What follows is a listing; give it again exactly, in its entirety.
========================================
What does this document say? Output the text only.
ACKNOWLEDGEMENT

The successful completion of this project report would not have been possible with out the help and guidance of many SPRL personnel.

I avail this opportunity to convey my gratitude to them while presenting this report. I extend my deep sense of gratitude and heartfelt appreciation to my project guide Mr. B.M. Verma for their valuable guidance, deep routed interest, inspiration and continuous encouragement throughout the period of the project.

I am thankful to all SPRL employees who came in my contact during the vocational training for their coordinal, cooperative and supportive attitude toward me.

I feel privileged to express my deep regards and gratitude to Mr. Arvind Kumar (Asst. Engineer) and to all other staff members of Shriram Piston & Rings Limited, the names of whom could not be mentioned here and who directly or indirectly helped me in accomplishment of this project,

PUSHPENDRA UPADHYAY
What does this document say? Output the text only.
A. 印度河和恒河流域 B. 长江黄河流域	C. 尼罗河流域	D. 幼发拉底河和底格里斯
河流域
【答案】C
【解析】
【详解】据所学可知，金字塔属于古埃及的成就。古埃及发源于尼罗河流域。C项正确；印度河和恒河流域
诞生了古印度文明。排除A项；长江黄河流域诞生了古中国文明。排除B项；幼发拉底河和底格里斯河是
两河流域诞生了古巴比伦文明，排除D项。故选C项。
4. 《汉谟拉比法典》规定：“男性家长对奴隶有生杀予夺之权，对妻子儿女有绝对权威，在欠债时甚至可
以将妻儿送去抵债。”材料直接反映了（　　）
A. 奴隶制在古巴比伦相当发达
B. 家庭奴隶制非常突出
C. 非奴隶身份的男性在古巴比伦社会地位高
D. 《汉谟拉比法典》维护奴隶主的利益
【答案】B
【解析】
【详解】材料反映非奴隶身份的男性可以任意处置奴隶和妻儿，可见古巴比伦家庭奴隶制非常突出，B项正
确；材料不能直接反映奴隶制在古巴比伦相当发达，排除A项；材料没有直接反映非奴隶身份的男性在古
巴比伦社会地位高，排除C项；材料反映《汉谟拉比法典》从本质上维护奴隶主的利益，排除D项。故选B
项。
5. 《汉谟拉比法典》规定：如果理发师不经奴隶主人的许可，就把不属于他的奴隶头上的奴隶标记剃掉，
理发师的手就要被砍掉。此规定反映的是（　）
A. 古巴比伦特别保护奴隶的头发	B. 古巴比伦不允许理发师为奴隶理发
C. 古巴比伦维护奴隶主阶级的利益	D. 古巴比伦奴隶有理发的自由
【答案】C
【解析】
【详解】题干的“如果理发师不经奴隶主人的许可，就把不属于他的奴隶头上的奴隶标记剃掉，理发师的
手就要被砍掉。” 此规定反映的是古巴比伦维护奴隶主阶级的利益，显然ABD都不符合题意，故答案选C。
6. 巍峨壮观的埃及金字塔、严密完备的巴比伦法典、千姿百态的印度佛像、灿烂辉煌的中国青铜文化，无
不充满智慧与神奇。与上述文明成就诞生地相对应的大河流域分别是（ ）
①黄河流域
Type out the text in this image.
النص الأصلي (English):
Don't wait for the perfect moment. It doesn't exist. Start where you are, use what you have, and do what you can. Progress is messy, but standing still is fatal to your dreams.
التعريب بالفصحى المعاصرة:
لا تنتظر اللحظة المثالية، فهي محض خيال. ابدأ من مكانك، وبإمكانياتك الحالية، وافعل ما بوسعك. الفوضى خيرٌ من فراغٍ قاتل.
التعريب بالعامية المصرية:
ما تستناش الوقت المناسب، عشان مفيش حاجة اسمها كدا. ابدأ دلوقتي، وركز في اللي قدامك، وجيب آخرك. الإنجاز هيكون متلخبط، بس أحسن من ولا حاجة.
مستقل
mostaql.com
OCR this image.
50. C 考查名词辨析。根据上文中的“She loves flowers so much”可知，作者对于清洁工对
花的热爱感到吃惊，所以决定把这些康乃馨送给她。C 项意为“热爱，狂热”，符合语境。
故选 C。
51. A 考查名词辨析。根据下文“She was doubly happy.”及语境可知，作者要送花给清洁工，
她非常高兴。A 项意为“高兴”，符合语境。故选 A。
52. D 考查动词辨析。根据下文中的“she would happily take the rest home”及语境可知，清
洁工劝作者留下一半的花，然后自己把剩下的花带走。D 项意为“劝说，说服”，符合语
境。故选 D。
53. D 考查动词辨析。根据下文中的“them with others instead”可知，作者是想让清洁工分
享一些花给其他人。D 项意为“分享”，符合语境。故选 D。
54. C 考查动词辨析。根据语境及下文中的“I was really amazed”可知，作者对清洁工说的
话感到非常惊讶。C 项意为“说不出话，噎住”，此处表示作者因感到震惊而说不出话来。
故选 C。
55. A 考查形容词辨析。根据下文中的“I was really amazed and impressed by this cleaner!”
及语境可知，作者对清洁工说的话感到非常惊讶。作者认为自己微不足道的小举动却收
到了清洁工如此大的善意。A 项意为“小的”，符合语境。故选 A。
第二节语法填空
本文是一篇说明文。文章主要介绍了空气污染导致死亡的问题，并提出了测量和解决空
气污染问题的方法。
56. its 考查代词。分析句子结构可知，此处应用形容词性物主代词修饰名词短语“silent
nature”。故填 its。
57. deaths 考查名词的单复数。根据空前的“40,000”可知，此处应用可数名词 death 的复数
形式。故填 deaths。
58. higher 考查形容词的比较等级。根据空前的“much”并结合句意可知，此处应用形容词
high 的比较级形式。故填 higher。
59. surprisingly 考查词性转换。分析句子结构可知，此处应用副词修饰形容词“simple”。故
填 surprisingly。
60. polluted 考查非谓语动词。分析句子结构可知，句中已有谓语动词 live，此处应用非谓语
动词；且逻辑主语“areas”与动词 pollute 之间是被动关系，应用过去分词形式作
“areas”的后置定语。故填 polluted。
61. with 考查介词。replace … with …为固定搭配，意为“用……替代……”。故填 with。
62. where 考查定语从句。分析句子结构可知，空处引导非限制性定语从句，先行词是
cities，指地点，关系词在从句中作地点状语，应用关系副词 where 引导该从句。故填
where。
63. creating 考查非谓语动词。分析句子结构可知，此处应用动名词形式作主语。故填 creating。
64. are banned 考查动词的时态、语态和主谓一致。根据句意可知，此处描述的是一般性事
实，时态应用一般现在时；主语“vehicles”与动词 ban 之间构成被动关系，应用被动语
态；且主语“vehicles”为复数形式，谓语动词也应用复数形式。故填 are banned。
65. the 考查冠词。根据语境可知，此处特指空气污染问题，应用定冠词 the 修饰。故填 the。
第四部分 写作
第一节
========================================
| Response |
What does this document say? Output the text only.
ACKNOWLEDGEMENT

The successful completion of this project report would not have been possible with out the help and guidance of many SPRL personnel.

I avail this opportunity to convey my gratitude to them while presenting this report. I extend my deep sense of gratitude and heartfelt appreciation to my project guide Mr. B.M. Verma for their valuable guidance, deep routed interest, inspiration and continuous encouragement throughout the period of the project.

I am thankful to all SPRL employees who came in my contact during the vocational training for their coordinal, cooperative and supportive attitude toward me.

I feel privileged to express my deep regards and gratitude to Mr. Arvind Kumar (Asst. Engineer) and to all other staff members of Shriram Piston & Rings Limited, the names of whom could not be mentioned here and who directly or indirectly helped me in accomplishment of this project,

PUSHPENDRA UPADHYAY
What does this document say? Output the text only.
A. 印度河和恒河流域 B. 长江黄河流域	C. 尼罗河流域	D. 幼发拉底河和底格里斯
河流域
【答案】C
【解析】
【详解】据所学可知，金字塔属于古埃及的成就。古埃及发源于尼罗河流域。C项正确；印度河和恒河流域
诞生了古印度文明。排除A项；长江黄河流域诞生了古中国文明。排除B项；幼发拉底河和底格里斯河是
两河流域诞生了古巴比伦文明，排除D项。故选C项。
4. 《汉谟拉比法典》规定：“男性家长对奴隶有生杀予夺之权，对妻子儿女有绝对权威，在欠债时甚至可
以将妻儿送去抵债。”材料直接反映了（　　）
A. 奴隶制在古巴比伦相当发达
B. 家庭奴隶制非常突出
C. 非奴隶身份的男性在古巴比伦社会地位高
D. 《汉谟拉比法典》维护奴隶主的利益
【答案】B
【解析】
【详解】材料反映非奴隶身份的男性可以任意处置奴隶和妻儿，可见古巴比伦家庭奴隶制非常突出，B项正
确；材料不能直接反映奴隶制在古巴比伦相当发达，排除A项；材料没有直接反映非奴隶身份的男性在古
巴比伦社会地位高，排除C项；材料反映《汉谟拉比法典》从本质上维护奴隶主的利益，排除D项。故选B
项。
5. 《汉谟拉比法典》规定：如果理发师不经奴隶主人的许可，就把不属于他的奴隶头上的奴隶标记剃掉，
理发师的手就要被砍掉。此规定反映的是（　）
A. 古巴比伦特别保护奴隶的头发	B. 古巴比伦不允许理发师为奴隶理发
C. 古巴比伦维护奴隶主阶级的利益	D. 古巴比伦奴隶有理发的自由
【答案】C
【解析】
【详解】题干的“如果理发师不经奴隶主人的许可，就把不属于他的奴隶头上的奴隶标记剃掉，理发师的
手就要被砍掉。” 此规定反映的是古巴比伦维护奴隶主阶级的利益，显然ABD都不符合题意，故答案选C。
6. 巍峨壮观的埃及金字塔、严密完备的巴比伦法典、千姿百态的印度佛像、灿烂辉煌的中国青铜文化，无
不充满智慧与神奇。与上述文明成就诞生地相对应的大河流域分别是（ ）
①黄河流域
Type out the text in this image.
النص الأصلي (English):
Don't wait for the perfect moment. It doesn't exist. Start where you are, use what you have, and do what you can. Progress is messy, but standing still is fatal to your dreams.
التعريب بالفصحى المعاصرة:
لا تنتظر اللحظة المثالية، فهي محض خيال. ابدأ من مكانك، وبإمكانياتك الحالية، وافعل ما بوسعك. الفوضى خيرٌ من فراغٍ قاتل.
التعريب بالعامية المصرية:
ما تستناش الوقت المناسب، عشان مفيش حاجة اسمها كدا. ابدأ دلوقتي، وركز في اللي قدامك، وجيب آخرك. الإنجاز هيكون متلخبط، بس أحسن من ولا حاجة.
مستقل
mostaql.com
OCR this image.
50. C 考查名词辨析。根据上文中的“She loves flowers so much”可知，作者对于清洁工对
花的热爱感到吃惊，所以决定把这些康乃馨送给她。C 项意为“热爱，狂热”，符合语境。
故选 C。
51. A 考查名词辨析。根据下文“She was doubly happy.”及语境可知，作者要送花给清洁工，
她非常高兴。A 项意为“高兴”，符合语境。故选 A。
52. D 考查动词辨析。根据下文中的“she would happily take the rest home”及语境可知，清
洁工劝作者留下一半的花，然后自己把剩下的花带走。D 项意为“劝说，说服”，符合语
境。故选 D。
53. D 考查动词辨析。根据下文中的“them with others instead”可知，作者是想让清洁工分
享一些花给其他人。D 项意为“分享”，符合语境。故选 D。
54. C 考查动词辨析。根据语境及下文中的“I was really amazed”可知，作者对清洁工说的
话感到非常惊讶。C 项意为“说不出话，噎住”，此处表示作者因感到震惊而说不出话来。
故选 C。
55. A 考查形容词辨析。根据下文中的“I was really amazed and impressed by this cleaner!”
及语境可知，作者对清洁工说的话感到非常惊讶。作者认为自己微不足道的小举动却收
到了清洁工如此大的善意。A 项意为“小的”，符合语境。故选 A。
第二节语法填空
本文是一篇说明文。文章主要介绍了空气污染导致死亡的问题，并提出了测量和解决空
气污染问题的方法。
56. its 考查代词。分析句子结构可知，此处应用形容词性物主代词修饰名词短语“silent
nature”。故填 its。
57. deaths 考查名词的单复数。根据空前的“40,000”可知，此处应用可数名词 death 的复数
形式。故填 deaths。
58. higher 考查形容词的比较等级。根据空前的“much”并结合句意可知，此处应用形容词
high 的比较级形式。故填 higher。
59. surprisingly 考查词性转换。分析句子结构可知，此处应用副词修饰形容词“simple”。故
填 surprisingly。
60. polluted 考查非谓语动词。分析句子结构可知，句中已有谓语动词 live，此处应用非谓语
动词；且逻辑主语“areas”与动词 pollute 之间是被动关系，应用过去分词形式作
“areas”的后置定语。故填 polluted。
61. with 考查介词。replace … with …为固定搭配，意为“用……替代……”。故填 with。
62. where 考查定语从句。分析句子结构可知，空处引导非限制性定语从句，先行词是
cities，指地点，关系词在从句中作地点状语，应用关系副词 where 引导该从句。故填
where。
63. creating 考查非谓语动词。分析句子结构可知，此处应用动名词形式作主语。故填 creating。
64. are banned 考查动词的时态、语态和主谓一致。根据句意可知，此处描述的是一般性事
实，时态应用一般现在时；主语“vehicles”与动词 ban 之间构成被动关系，应用被动语
态；且主语“vehicles”为复数形式，谓语动词也应用复数形式。故填 are banned。
65. the 考查冠词。根据语境可知，此处特指空气污染问题，应用定冠词 the 修饰。故填 the。
第四部分 写作
第一节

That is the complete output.